= STATED GOAL =
Select and copy out every line in the records containing "澳门特别行政区".

= RECORDS SUPPLIED =

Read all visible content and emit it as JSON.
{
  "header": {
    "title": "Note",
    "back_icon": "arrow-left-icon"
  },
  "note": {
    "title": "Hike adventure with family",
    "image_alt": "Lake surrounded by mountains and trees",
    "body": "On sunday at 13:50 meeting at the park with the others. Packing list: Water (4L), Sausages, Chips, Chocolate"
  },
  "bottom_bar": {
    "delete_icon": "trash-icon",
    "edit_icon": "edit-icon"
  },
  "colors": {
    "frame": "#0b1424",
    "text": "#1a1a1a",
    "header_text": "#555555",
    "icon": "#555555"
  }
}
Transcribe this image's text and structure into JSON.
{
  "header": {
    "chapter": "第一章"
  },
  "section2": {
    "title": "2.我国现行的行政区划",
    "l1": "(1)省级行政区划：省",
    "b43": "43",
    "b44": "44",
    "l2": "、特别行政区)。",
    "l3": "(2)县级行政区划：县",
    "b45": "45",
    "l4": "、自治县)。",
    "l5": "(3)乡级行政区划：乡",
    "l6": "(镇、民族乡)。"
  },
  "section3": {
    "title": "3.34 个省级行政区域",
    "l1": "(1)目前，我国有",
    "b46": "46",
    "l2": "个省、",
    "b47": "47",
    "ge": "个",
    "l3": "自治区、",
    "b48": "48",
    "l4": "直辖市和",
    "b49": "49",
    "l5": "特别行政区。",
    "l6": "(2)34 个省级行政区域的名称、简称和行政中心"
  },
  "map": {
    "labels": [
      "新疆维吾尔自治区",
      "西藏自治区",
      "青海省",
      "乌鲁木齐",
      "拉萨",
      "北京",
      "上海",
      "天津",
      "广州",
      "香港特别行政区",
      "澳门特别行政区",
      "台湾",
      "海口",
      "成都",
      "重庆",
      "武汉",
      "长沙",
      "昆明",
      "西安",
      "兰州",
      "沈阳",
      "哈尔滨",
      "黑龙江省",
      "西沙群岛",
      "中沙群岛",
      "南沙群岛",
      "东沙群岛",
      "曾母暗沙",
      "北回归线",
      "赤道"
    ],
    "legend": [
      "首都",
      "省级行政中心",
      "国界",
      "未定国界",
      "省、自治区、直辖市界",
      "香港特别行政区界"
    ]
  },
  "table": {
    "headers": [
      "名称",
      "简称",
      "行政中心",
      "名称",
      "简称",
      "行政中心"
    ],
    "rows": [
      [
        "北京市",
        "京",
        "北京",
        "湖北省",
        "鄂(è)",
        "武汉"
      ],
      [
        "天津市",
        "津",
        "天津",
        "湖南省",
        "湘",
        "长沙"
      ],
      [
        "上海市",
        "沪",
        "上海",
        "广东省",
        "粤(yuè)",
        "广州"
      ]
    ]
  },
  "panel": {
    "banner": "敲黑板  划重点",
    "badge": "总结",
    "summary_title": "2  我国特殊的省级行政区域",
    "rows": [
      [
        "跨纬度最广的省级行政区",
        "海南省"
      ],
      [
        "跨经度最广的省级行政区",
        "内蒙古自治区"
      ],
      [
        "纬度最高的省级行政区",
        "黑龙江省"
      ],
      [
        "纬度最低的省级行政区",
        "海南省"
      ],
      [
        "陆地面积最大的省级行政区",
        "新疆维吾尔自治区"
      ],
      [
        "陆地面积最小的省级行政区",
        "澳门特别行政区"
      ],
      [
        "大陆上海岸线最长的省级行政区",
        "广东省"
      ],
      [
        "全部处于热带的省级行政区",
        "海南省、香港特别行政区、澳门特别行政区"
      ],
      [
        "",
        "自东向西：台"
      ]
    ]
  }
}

= WRITTEN ANSWER =
      "澳门特别行政区",
        "澳门特别行政区"
        "海南省、香港特别行政区、澳门特别行政区"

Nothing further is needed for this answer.